As finance ministers prepare to meet at the upcoming IMF and World Bank Annual Meetings in Washington DC from 18-20 October, the Bretton Woods Institutions (BWIs) – if not those negatively impacted by their policies – will mark their 75th anniversary amid a challenging global economic environment and a rapidly changing geopolitical landscape.
More than a decade on from the global financial crisis, rising inequality continues to cause misery as the richest hoard more wealth than ever before, while the global economy is headed towards a “synchronised slowdown.” The UN Conference on Trade and Development’s (UNCTAD) Trade and Development 2019 Report noted that, at a time when countries are failing to meet the Sustainable Development Goals (SDGs), “The world economy is heading into troubled waters, with recession in 2020 now a clear and present danger.” This year’s World Economic Forum Global Risks Report (GRR) underscored that, “Geopolitical and geo-economic tensions are rising among the world’s major powers,” and that “these tensions represent the most urgent global risks at present.”

Records supplied:

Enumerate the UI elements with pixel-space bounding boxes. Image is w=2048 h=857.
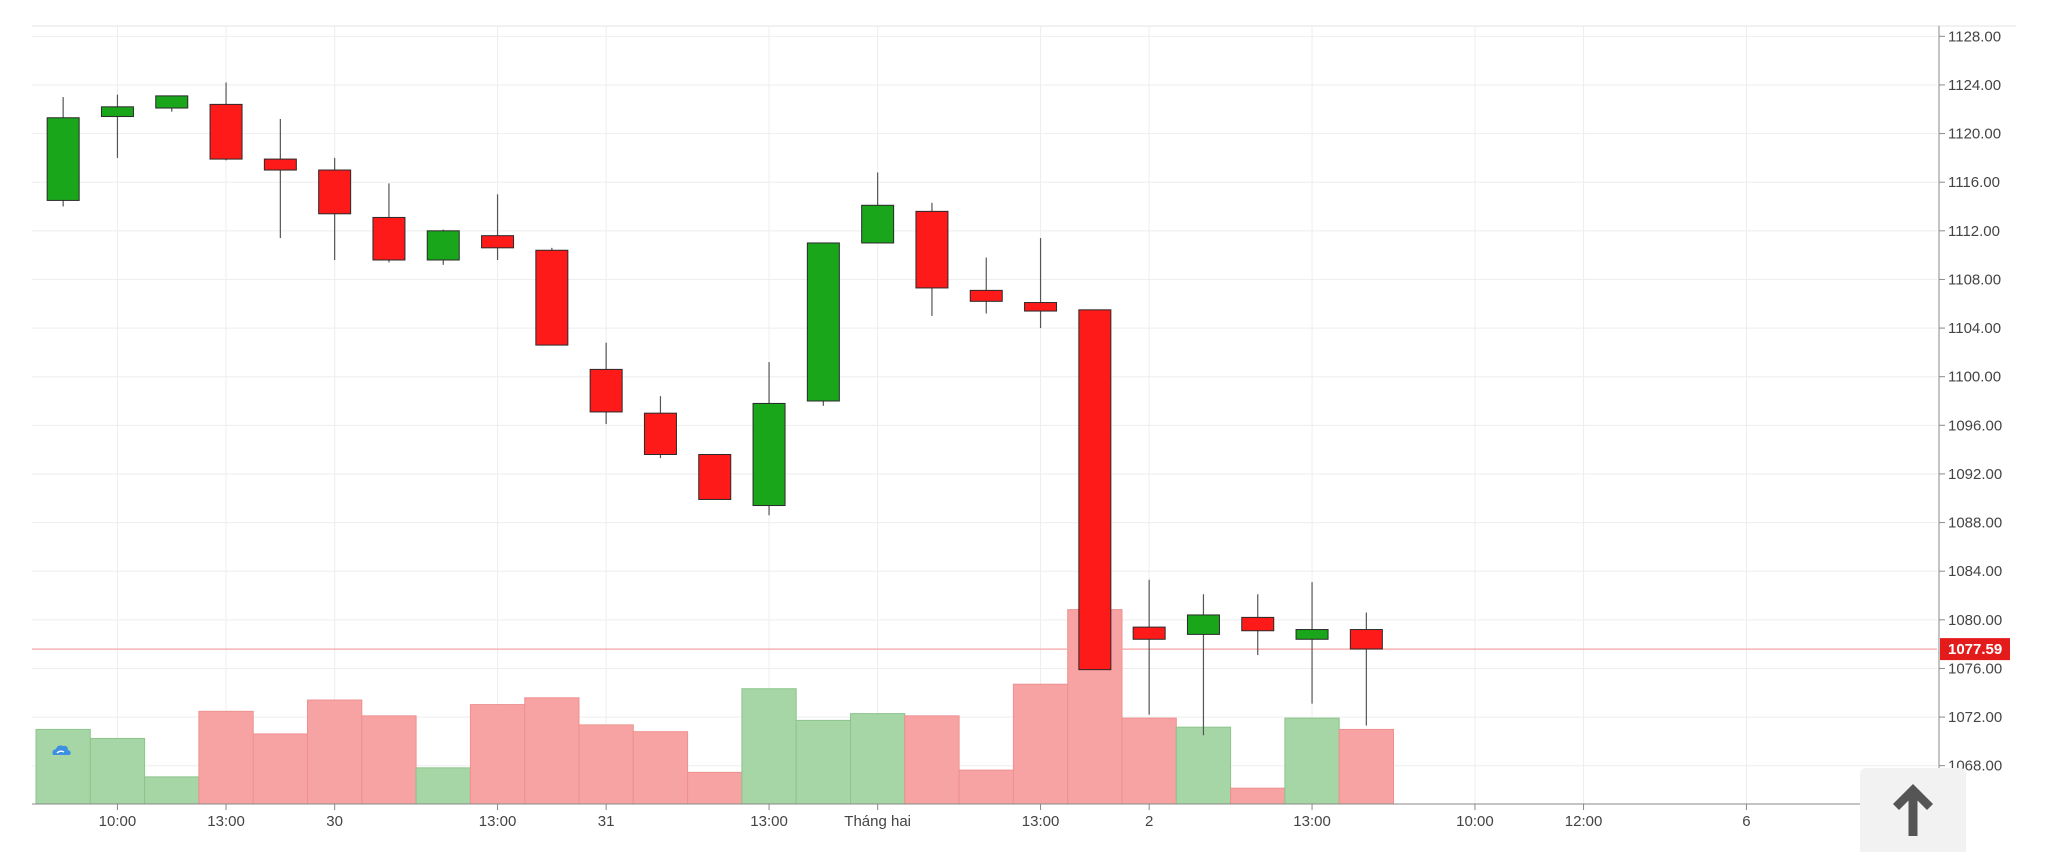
volume-bar [524,697,580,805]
volume-bar [741,688,797,805]
candle-body [752,402,786,507]
candle-body [915,210,949,289]
candle-body [1186,614,1220,635]
volume-bar [361,715,417,805]
candle-body [426,230,460,261]
candle-body [861,204,895,244]
volume-bar [198,710,254,805]
candle-body [535,249,569,346]
volume-bar [850,713,906,805]
y-tick-label: 1092.00 [1948,466,2002,483]
volume-bar [1121,717,1177,805]
candle-body [372,216,406,261]
volume-bar [1230,787,1286,805]
x-tick-label: 30 [326,813,343,830]
volume-bar [578,724,634,805]
candle-body [318,169,352,215]
y-tick-label: 1088.00 [1948,515,2002,532]
candle-body [969,289,1003,302]
candle-body [643,412,677,455]
candle-body [1132,626,1166,640]
y-tick-label: 1112.00 [1948,223,2000,240]
candle-body [46,117,80,201]
y-tick-label: 1104.00 [1948,320,2001,337]
x-tick-label: 13:00 [1022,813,1060,830]
volume-bar [904,715,960,805]
candle-body [1349,629,1383,650]
scroll-to-latest-button[interactable] [1860,768,1966,852]
x-tick-label: 13:00 [1293,813,1331,830]
x-tick-label: 12:00 [1565,813,1603,830]
x-tick-label: 10:00 [99,813,137,830]
x-tick-label: 10:00 [1456,813,1494,830]
candle-body [100,106,134,118]
volume-bar [307,699,363,805]
candle-body [209,103,243,160]
cloud-logo-icon [52,745,71,755]
volume-bar [632,731,689,805]
volume-bar [252,733,308,805]
volume-bars [35,609,1394,805]
y-tick-label: 1096.00 [1948,417,2002,434]
candle-body [481,235,515,249]
candle-body [1024,302,1058,312]
y-tick-label: 1100.00 [1948,369,2001,386]
volume-bar [144,776,200,805]
x-tick-label: 2 [1145,813,1153,830]
volume-bar [35,728,91,805]
y-tick-label: 1124.00 [1948,77,2001,94]
volume-bar [958,769,1014,805]
y-tick-label: 1120.00 [1948,126,2001,143]
volume-bar [1338,728,1394,805]
candle-body [1241,616,1275,632]
candles [46,82,1383,736]
x-tick-label: 6 [1742,813,1750,830]
candle-body [263,158,297,171]
candle-body [1295,629,1329,640]
x-tick-label: 13:00 [750,813,788,830]
x-tick-label: Tháng hai [844,813,911,830]
y-tick-label: 1080.00 [1948,612,2002,629]
x-tick-label: 13:00 [479,813,517,830]
arrow-up-icon [1893,784,1933,836]
candle-body [698,453,732,500]
y-tick-label: 1108.00 [1948,271,2001,288]
candle-body [1078,309,1112,671]
x-tick-label: 31 [598,813,615,830]
last-price-label: 1077.59 [1948,641,2002,658]
volume-bar [1012,683,1069,805]
volume-bar [415,767,471,805]
y-tick-label: 1128.00 [1948,28,2001,45]
volume-bar [1175,726,1232,805]
candle-body [155,95,189,109]
volume-bar [687,771,743,805]
candle-body [806,242,840,402]
volume-bar [795,719,852,805]
last-price-badge: 1077.59 [1940,638,2010,661]
volume-bar [469,704,526,805]
y-tick-label: 1072.00 [1948,709,2002,726]
volume-bar [89,737,146,805]
y-axis: 1128.00 1124.00 1120.00 1116.00 1112.00 1108.… [1939,28,2002,775]
y-tick-label: 1116.00 [1948,174,2000,191]
y-tick-label: 1084.00 [1948,563,2002,580]
grid [32,26,1937,804]
x-axis: 10:00 13:00 30 13:00 31 13:00 Tháng hai 13:00 2 1… [99,804,1751,830]
x-tick-label: 13:00 [207,813,245,830]
volume-bar [1284,717,1340,805]
candle-body [589,368,623,413]
y-tick-label: 1076.00 [1948,660,2002,677]
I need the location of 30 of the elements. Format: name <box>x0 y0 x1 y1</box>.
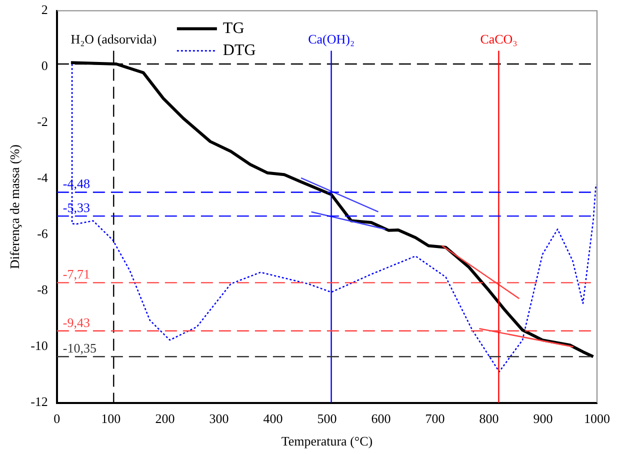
y-tick-label: -6 <box>37 226 48 242</box>
x-tick-label: 0 <box>54 411 60 426</box>
ref-line-label: Ca(OH)₂ <box>308 32 354 47</box>
y-tick-label: -8 <box>37 282 48 298</box>
y-tick-label: 0 <box>41 58 48 74</box>
legend-label: TG <box>222 20 245 38</box>
x-axis-title: Temperatura (°C) <box>281 434 373 449</box>
y-tick-label: 2 <box>41 2 48 18</box>
x-tick-label: 700 <box>425 411 445 426</box>
x-tick-label: 400 <box>263 411 283 426</box>
x-tick-label: 800 <box>479 411 499 426</box>
ref-line-label: -10,35 <box>62 340 97 356</box>
y-tick-label: -2 <box>37 114 48 130</box>
ref-line-label: -5,33 <box>62 200 90 215</box>
x-tick-label: 900 <box>533 411 553 426</box>
x-tick-label: 300 <box>209 411 229 426</box>
y-tick-label: -4 <box>37 170 48 186</box>
ref-line-label: H₂O (adsorvida) <box>70 32 157 47</box>
x-tick-label: 500 <box>317 411 337 426</box>
x-tick-label: 1000 <box>584 411 610 426</box>
y-axis-title: Diferença de massa (%) <box>7 144 22 270</box>
legend-label: DTG <box>222 42 256 60</box>
y-tick-label: -10 <box>30 338 48 354</box>
ref-line-label: CaCO₃ <box>480 32 518 47</box>
x-tick-label: 200 <box>155 411 175 426</box>
x-tick-label: 600 <box>371 411 391 426</box>
x-tick-label: 100 <box>101 411 121 426</box>
y-tick-label: -12 <box>30 394 48 410</box>
ref-line-label: -7,71 <box>62 266 90 282</box>
ref-line-label: -9,43 <box>62 314 90 330</box>
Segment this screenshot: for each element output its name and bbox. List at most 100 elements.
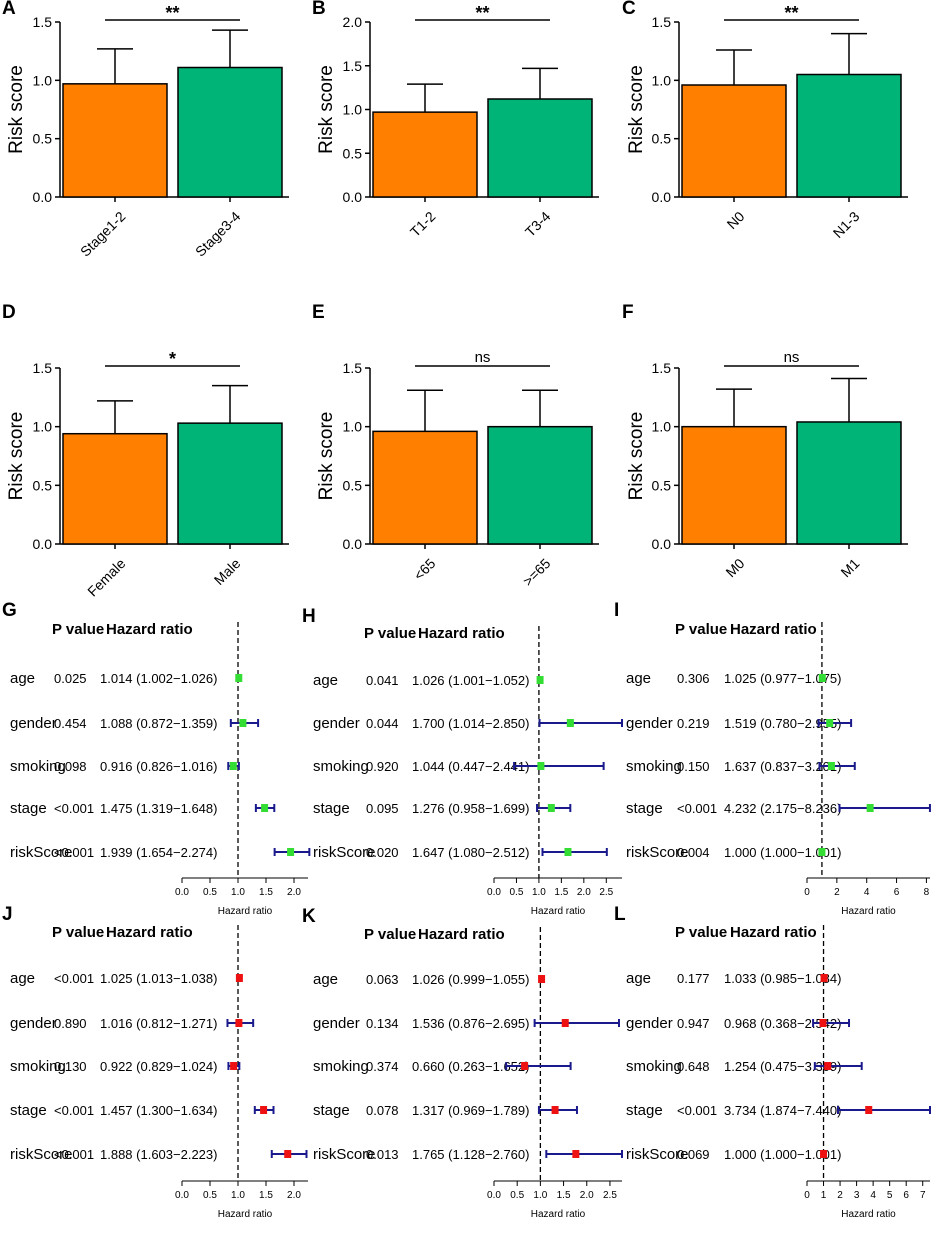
hr-marker xyxy=(561,1019,569,1027)
p-value: <0.001 xyxy=(677,1103,717,1118)
x-tick-label: 2.0 xyxy=(577,887,591,898)
hr-marker xyxy=(239,719,247,727)
y-tick-label: 0.0 xyxy=(652,189,672,205)
x-tick-label: 2 xyxy=(834,887,840,898)
hr-marker xyxy=(235,1019,243,1027)
row-label-gender: gender xyxy=(10,715,57,732)
y-tick-label: 1.5 xyxy=(33,14,53,30)
hr-marker xyxy=(287,848,295,856)
hr-marker xyxy=(261,804,269,812)
x-tick-label: 0.5 xyxy=(203,887,217,898)
y-tick-label: 0.0 xyxy=(33,189,53,205)
significance-label: ** xyxy=(475,3,489,23)
x-tick-label: M0 xyxy=(722,555,747,580)
y-tick-label: 1.5 xyxy=(33,360,53,376)
panel-label-G: G xyxy=(2,600,17,621)
significance-label: ** xyxy=(784,3,798,23)
x-tick-label: 3 xyxy=(854,1190,860,1201)
x-tick-label: 8 xyxy=(924,887,930,898)
panel-label-F: F xyxy=(622,302,634,323)
x-tick-label: 2.0 xyxy=(580,1190,594,1201)
p-value: 0.454 xyxy=(54,716,87,731)
bar-N0 xyxy=(681,84,787,198)
panel-label-H: H xyxy=(302,606,316,627)
x-tick-label: 1.0 xyxy=(231,1190,245,1201)
panel-label-E: E xyxy=(312,302,325,323)
bar-chart-E: E 0.0 0.5 1.0 1.5 Risk score <65 >=65 ns xyxy=(312,302,599,589)
hazard-ratio-text: 1.044 (0.447−2.441) xyxy=(412,759,529,774)
x-tick-label: 7 xyxy=(920,1190,926,1201)
row-label-smoking: smoking xyxy=(626,1058,682,1075)
p-value: 0.134 xyxy=(366,1016,399,1031)
x-tick-label: 5 xyxy=(887,1190,893,1201)
hr-marker xyxy=(826,719,834,727)
hr-marker xyxy=(537,762,545,770)
p-value: 0.098 xyxy=(54,759,87,774)
hazard-ratio-text: 1.765 (1.128−2.760) xyxy=(412,1147,529,1162)
y-tick-label: 1.0 xyxy=(652,419,672,435)
hazard-ratio-text: 1.000 (1.000−1.001) xyxy=(724,845,841,860)
row-label-gender: gender xyxy=(626,1015,673,1032)
y-tick-label: 0.0 xyxy=(652,536,672,552)
p-value: 0.063 xyxy=(366,972,399,987)
x-tick-label: 4 xyxy=(870,1190,876,1201)
hazard-ratio-text: 1.637 (0.837−3.201) xyxy=(724,759,841,774)
x-tick-label: Stage3-4 xyxy=(192,208,244,260)
hr-marker xyxy=(229,762,237,770)
row-label-gender: gender xyxy=(626,715,673,732)
y-axis-label: Risk score xyxy=(316,65,337,154)
hr-marker xyxy=(819,1019,827,1027)
panel-label-C: C xyxy=(622,0,636,19)
hr-marker xyxy=(865,1106,873,1114)
bar-chart-C: C 0.0 0.5 1.0 1.5 Risk score N0 N1-3 ** xyxy=(622,0,908,241)
hazard-ratio-text: 1.025 (1.013−1.038) xyxy=(100,971,217,986)
row-label-age: age xyxy=(10,970,35,987)
x-tick-label: T1-2 xyxy=(407,208,439,240)
x-tick-label: 1.5 xyxy=(259,887,273,898)
x-axis-label: Hazard ratio xyxy=(841,1209,896,1220)
p-value: 0.890 xyxy=(54,1016,87,1031)
y-tick-label: 0.5 xyxy=(343,477,363,493)
bar-T3-4 xyxy=(487,98,593,198)
panel-label-J: J xyxy=(2,904,13,925)
bar-N1-3 xyxy=(796,73,902,198)
hr-marker xyxy=(284,1150,292,1158)
row-label-stage: stage xyxy=(10,800,47,817)
bar-chart-A: A 0.0 0.5 1.0 1.5 Risk score Stage1-2 Stage3-4 *… xyxy=(2,0,289,260)
hr-marker xyxy=(230,1062,238,1070)
x-tick-label: 2.0 xyxy=(287,887,301,898)
row-label-smoking: smoking xyxy=(10,1058,66,1075)
x-tick-label: 2.5 xyxy=(599,887,613,898)
row-label-age: age xyxy=(313,971,338,988)
hazard-ratio-text: 1.025 (0.977−1.075) xyxy=(724,671,841,686)
hazard-ratio-text: 1.519 (0.780−2.955) xyxy=(724,716,841,731)
x-tick-label: 2 xyxy=(837,1190,843,1201)
x-tick-label: 2.5 xyxy=(603,1190,617,1201)
hazard-ratio-header: Hazard ratio xyxy=(418,926,505,943)
row-label-gender: gender xyxy=(313,1015,360,1032)
x-tick-label: 1.5 xyxy=(259,1190,273,1201)
y-axis-label: Risk score xyxy=(626,65,647,154)
x-tick-label: 4 xyxy=(864,887,870,898)
x-tick-label: 6 xyxy=(894,887,900,898)
panel-label-B: B xyxy=(312,0,326,19)
panel-label-K: K xyxy=(302,906,316,927)
bar-chart-D: D 0.0 0.5 1.0 1.5 Risk score Female Male * xyxy=(2,302,289,599)
p-value-header: P value xyxy=(675,621,727,638)
y-tick-label: 1.0 xyxy=(33,419,53,435)
hazard-ratio-text: 0.916 (0.826−1.016) xyxy=(100,759,217,774)
bar-Female xyxy=(62,432,168,545)
hazard-ratio-text: 1.276 (0.958−1.699) xyxy=(412,801,529,816)
p-value: 0.177 xyxy=(677,971,710,986)
y-tick-label: 1.5 xyxy=(652,360,672,376)
x-tick-label: 1.0 xyxy=(533,1190,547,1201)
hazard-ratio-text: 4.232 (2.175−8.236) xyxy=(724,801,841,816)
y-tick-label: 1.0 xyxy=(33,72,53,88)
hr-marker xyxy=(538,975,546,983)
p-value: 0.648 xyxy=(677,1059,710,1074)
y-tick-label: 1.0 xyxy=(343,419,363,435)
hr-marker xyxy=(818,674,826,682)
hazard-ratio-text: 1.000 (1.000−1.001) xyxy=(724,1147,841,1162)
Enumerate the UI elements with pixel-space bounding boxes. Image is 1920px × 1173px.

Directive 1: In the entries, start at the line containing "hr-marker xyxy=(561,1019,569,1027)" and end at the line containing "x-tick-label: M0 xyxy=(722,555,747,580)". Output those lines as a numbered list, skipping any blank lines.
Directive 2: Write what comes next in the passage about the IMF and World Bank Annual Meetings, starting after its final sentence.
The passage and the entries have nothing to do with each other.

Task result 1:
1. hr-marker xyxy=(561,1019,569,1027)
2. p-value: <0.001 xyxy=(677,1103,717,1118)
3. x-tick-label: 2.0 xyxy=(577,887,591,898)
4. hr-marker xyxy=(239,719,247,727)
5. y-tick-label: 0.0 xyxy=(652,189,672,205)
6. x-tick-label: 2 xyxy=(834,887,840,898)
7. hr-marker xyxy=(235,1019,243,1027)
8. row-label-gender: gender xyxy=(10,715,57,732)
9. y-tick-label: 1.5 xyxy=(33,14,53,30)
10. hr-marker xyxy=(287,848,295,856)
11. hr-marker xyxy=(261,804,269,812)
12. x-tick-label: 0.5 xyxy=(203,887,217,898)
13. y-tick-label: 0.0 xyxy=(33,189,53,205)
14. significance-label: ** xyxy=(475,3,489,23)
15. x-tick-label: M0 xyxy=(722,555,747,580)

Task result 2:
Recognising these dire circumstances, in her maiden speech the newly-crowned IMF managing director, Kristalina Georgieva, warned that, “If the global economy slows more sharply than expected, a coordinated fiscal response may be needed.” Similarly, World Bank president David Malpass cautioned that, “In June, the World Bank Group forecast that the global economy in 2019 would grow at 2.6 per cent, the slowest pace in three years. We now expect growth to be even weaker than that.” Tell-tale signs that the global economy is wandering into another financial crisis are mounting. The yield curve inverted, as ongoing trade struggles between the US and China are heightened by the possibility of a currency war, while concerns around a potential Eurozone recession grow.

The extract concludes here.